### [WHAT IS ASKED]
Look through the data below and return each line where "background" appears.

### [DATA TO USE]
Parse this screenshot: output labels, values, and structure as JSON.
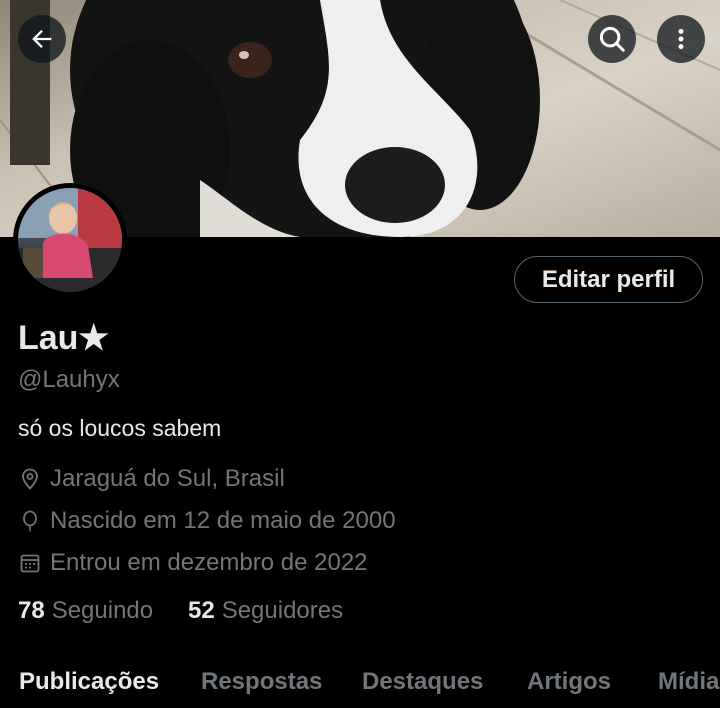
{
  "header": {
    "back_icon": "arrow-left-icon",
    "search_icon": "search-icon",
    "more_icon": "more-vertical-icon"
  },
  "profile": {
    "edit_label": "Editar perfil",
    "name": "Lau★",
    "handle": "@Lauhyx",
    "bio": "só os loucos sabem",
    "location": "Jaraguá do Sul, Brasil",
    "birth": "Nascido em 12 de maio de 2000",
    "joined": "Entrou em dezembro de 2022"
  },
  "stats": {
    "following_count": "78",
    "following_label": "Seguindo",
    "followers_count": "52",
    "followers_label": "Seguidores"
  },
  "tabs": [
    {
      "label": "Publicações"
    },
    {
      "label": "Respostas"
    },
    {
      "label": "Destaques"
    },
    {
      "label": "Artigos"
    },
    {
      "label": "Mídia"
    }
  ],
  "colors": {
    "background": "#000000",
    "text_primary": "#e7e9ea",
    "text_secondary": "#71767b",
    "border": "#536471"
  }
}
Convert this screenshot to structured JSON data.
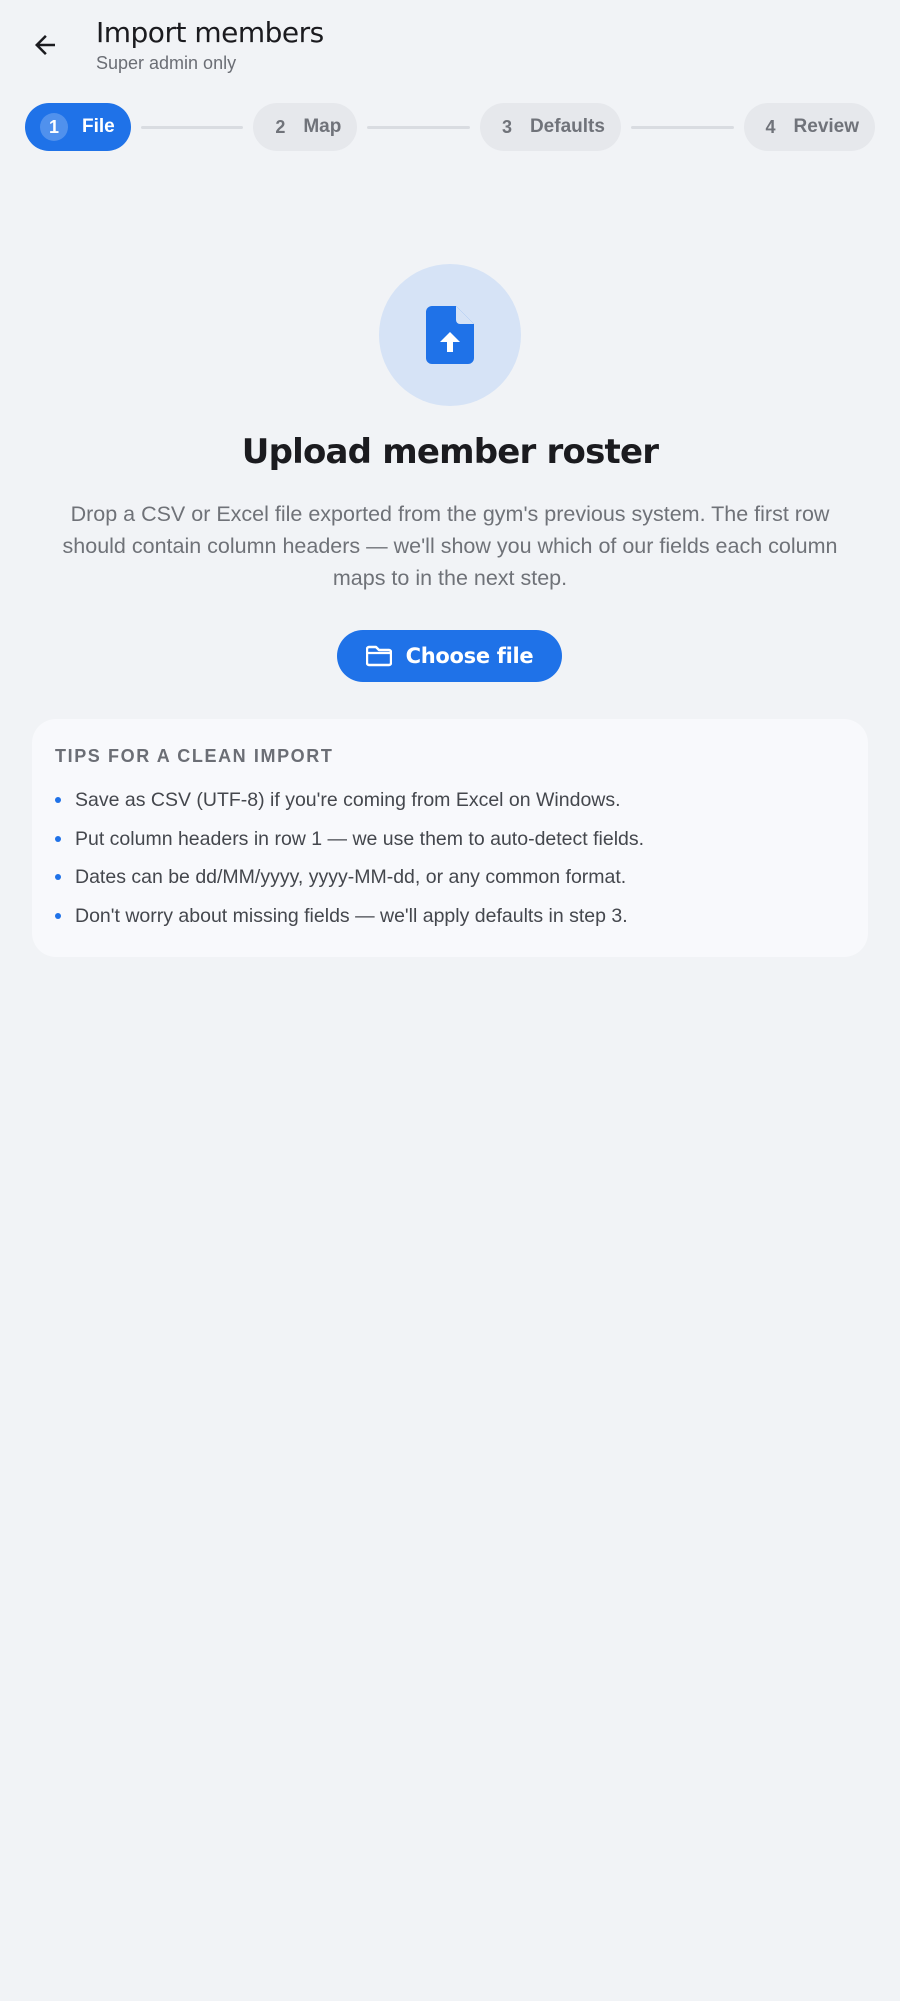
{
  "header": {
    "title": "Import members",
    "subtitle": "Super admin only",
    "back_icon": "arrow-left-icon"
  },
  "stepper": {
    "steps": [
      {
        "number": "1",
        "label": "File",
        "active": true
      },
      {
        "number": "2",
        "label": "Map",
        "active": false
      },
      {
        "number": "3",
        "label": "Defaults",
        "active": false
      },
      {
        "number": "4",
        "label": "Review",
        "active": false
      }
    ]
  },
  "upload": {
    "icon": "file-upload-icon",
    "title": "Upload member roster",
    "description": "Drop a CSV or Excel file exported from the gym's previous system. The first row should contain column headers — we'll show you which of our fields each column maps to in the next step.",
    "button_label": "Choose file",
    "button_icon": "folder-icon"
  },
  "tips": {
    "heading": "TIPS FOR A CLEAN IMPORT",
    "items": [
      "Save as CSV (UTF-8) if you're coming from Excel on Windows.",
      "Put column headers in row 1 — we use them to auto-detect fields.",
      "Dates can be dd/MM/yyyy, yyyy-MM-dd, or any common format.",
      "Don't worry about missing fields — we'll apply defaults in step 3."
    ]
  },
  "colors": {
    "accent": "#1f72e8",
    "background": "#f1f3f6",
    "icon_circle": "#d6e3f6"
  }
}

### [THE OUTPUT]
    "background": "#000000",
    "background": "#f1f3f6",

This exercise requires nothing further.